***** Zarejestrowane dane
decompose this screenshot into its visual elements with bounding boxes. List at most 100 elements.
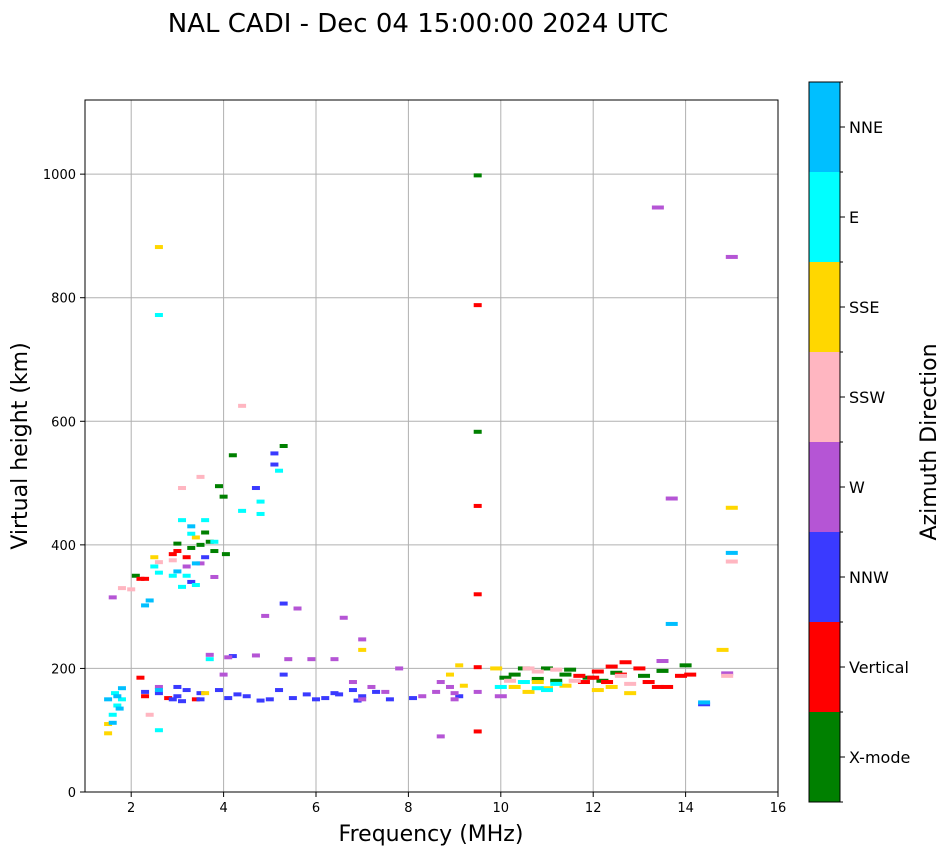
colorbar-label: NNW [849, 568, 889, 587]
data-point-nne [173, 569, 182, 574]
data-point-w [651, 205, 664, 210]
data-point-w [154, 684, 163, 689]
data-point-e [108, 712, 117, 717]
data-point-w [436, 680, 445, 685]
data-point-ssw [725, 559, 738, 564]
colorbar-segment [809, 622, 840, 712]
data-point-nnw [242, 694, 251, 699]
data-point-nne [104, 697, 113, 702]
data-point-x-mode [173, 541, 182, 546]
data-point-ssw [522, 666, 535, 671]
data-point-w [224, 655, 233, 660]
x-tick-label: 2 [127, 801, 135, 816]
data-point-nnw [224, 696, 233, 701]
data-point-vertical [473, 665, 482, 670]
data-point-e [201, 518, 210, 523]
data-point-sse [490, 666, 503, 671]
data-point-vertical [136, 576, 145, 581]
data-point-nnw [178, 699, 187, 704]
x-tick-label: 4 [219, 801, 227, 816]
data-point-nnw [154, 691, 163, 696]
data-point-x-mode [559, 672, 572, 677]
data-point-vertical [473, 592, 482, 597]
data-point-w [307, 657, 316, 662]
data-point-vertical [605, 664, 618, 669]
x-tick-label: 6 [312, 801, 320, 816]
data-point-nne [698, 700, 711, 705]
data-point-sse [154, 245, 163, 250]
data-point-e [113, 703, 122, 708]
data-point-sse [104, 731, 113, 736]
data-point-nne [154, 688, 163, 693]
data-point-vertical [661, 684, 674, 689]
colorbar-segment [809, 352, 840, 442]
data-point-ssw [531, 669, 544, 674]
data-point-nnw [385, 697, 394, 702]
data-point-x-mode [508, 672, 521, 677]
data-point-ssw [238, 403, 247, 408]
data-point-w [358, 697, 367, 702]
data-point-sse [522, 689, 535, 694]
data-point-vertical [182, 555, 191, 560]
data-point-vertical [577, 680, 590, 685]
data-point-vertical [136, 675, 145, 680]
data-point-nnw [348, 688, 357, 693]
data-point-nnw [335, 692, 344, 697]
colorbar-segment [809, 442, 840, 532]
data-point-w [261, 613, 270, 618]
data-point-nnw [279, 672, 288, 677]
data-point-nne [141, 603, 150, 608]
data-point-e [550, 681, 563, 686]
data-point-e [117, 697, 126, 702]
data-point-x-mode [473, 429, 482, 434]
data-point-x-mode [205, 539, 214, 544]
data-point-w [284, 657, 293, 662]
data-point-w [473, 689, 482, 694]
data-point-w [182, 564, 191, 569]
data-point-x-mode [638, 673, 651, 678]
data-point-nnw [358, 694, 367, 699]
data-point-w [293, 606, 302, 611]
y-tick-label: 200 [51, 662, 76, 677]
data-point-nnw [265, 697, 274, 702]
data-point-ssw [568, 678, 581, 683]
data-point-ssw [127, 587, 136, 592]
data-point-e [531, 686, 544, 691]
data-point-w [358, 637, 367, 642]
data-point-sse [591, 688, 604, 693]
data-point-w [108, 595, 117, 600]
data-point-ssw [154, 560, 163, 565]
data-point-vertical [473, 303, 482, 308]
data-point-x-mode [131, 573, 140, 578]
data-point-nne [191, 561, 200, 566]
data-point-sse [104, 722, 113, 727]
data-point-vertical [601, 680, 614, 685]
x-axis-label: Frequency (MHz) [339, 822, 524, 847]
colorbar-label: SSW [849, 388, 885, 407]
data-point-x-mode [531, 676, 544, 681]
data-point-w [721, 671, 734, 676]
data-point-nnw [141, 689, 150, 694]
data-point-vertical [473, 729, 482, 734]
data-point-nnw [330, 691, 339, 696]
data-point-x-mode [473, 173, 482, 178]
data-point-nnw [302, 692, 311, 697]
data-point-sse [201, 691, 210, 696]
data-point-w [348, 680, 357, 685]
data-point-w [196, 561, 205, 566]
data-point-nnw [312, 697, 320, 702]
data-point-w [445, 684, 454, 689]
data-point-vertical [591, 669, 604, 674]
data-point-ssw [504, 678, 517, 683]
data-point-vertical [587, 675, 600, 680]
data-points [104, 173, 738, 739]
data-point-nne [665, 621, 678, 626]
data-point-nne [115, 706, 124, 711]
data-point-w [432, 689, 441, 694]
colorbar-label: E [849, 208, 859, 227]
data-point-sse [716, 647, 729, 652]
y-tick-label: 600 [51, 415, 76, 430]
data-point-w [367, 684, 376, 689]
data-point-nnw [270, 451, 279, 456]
**********
***** Zarejestrowane dane
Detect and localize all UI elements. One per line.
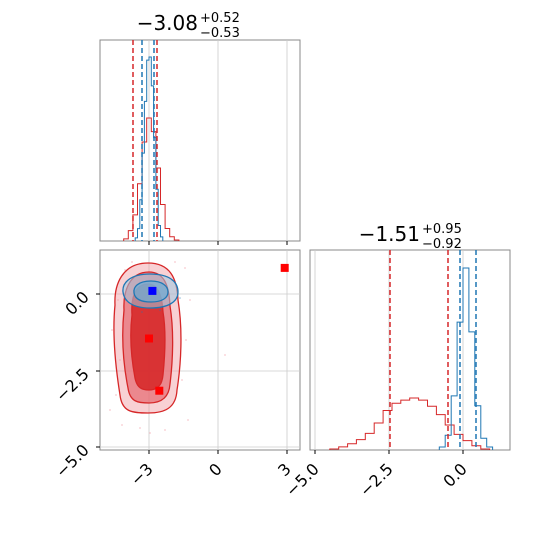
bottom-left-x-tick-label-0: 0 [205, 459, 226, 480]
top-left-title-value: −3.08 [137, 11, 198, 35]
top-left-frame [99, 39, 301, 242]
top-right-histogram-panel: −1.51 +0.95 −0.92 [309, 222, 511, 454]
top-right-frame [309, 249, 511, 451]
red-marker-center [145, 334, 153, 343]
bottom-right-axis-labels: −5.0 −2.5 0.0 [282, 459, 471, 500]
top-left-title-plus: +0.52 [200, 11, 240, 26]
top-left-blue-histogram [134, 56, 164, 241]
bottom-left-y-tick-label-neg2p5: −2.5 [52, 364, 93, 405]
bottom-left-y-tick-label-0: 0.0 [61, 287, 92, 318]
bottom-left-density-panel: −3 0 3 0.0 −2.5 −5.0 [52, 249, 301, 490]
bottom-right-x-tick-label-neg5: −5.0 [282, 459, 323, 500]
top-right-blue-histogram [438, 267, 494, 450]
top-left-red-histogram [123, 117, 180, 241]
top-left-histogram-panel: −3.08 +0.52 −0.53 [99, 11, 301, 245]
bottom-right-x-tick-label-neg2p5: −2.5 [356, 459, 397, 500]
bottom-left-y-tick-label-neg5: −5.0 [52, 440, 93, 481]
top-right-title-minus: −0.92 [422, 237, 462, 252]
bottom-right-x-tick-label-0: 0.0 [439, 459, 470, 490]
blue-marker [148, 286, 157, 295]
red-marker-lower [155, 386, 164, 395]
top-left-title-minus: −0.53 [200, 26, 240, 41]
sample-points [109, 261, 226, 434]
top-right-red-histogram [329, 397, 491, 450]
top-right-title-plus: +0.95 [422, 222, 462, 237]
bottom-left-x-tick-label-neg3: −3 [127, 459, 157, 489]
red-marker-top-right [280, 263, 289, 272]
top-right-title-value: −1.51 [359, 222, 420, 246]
**********
● **Wymagania ćwiczenia**:
Proszę powtórzyć bez żadnych zmian wiersze od wiersza zawierającego „colorbar-label: NNW [849, 568, 889, 587]” aż do wiersza zawierającego „data-point-sse [104, 731, 113, 736]”, łącznie z oboma tymi wierszami.

● **Wynik zadania**:
colorbar-label: NNW [849, 568, 889, 587]
data-point-nne [173, 569, 182, 574]
data-point-w [651, 205, 664, 210]
data-point-w [154, 684, 163, 689]
data-point-e [108, 712, 117, 717]
data-point-w [436, 680, 445, 685]
data-point-ssw [725, 559, 738, 564]
colorbar-segment [809, 622, 840, 712]
data-point-nnw [242, 694, 251, 699]
data-point-nne [104, 697, 113, 702]
data-point-x-mode [173, 541, 182, 546]
data-point-ssw [522, 666, 535, 671]
data-point-w [224, 655, 233, 660]
x-tick-label: 2 [127, 801, 135, 816]
data-point-nnw [224, 696, 233, 701]
data-point-vertical [473, 665, 482, 670]
data-point-e [201, 518, 210, 523]
data-point-sse [490, 666, 503, 671]
data-point-vertical [136, 576, 145, 581]
data-point-nnw [178, 699, 187, 704]
x-tick-label: 4 [219, 801, 227, 816]
data-point-nnw [154, 691, 163, 696]
data-point-x-mode [559, 672, 572, 677]
data-point-vertical [473, 592, 482, 597]
data-point-w [307, 657, 316, 662]
data-point-vertical [605, 664, 618, 669]
x-tick-label: 6 [312, 801, 320, 816]
data-point-nne [698, 700, 711, 705]
data-point-sse [154, 245, 163, 250]
data-point-e [113, 703, 122, 708]
data-point-sse [104, 731, 113, 736]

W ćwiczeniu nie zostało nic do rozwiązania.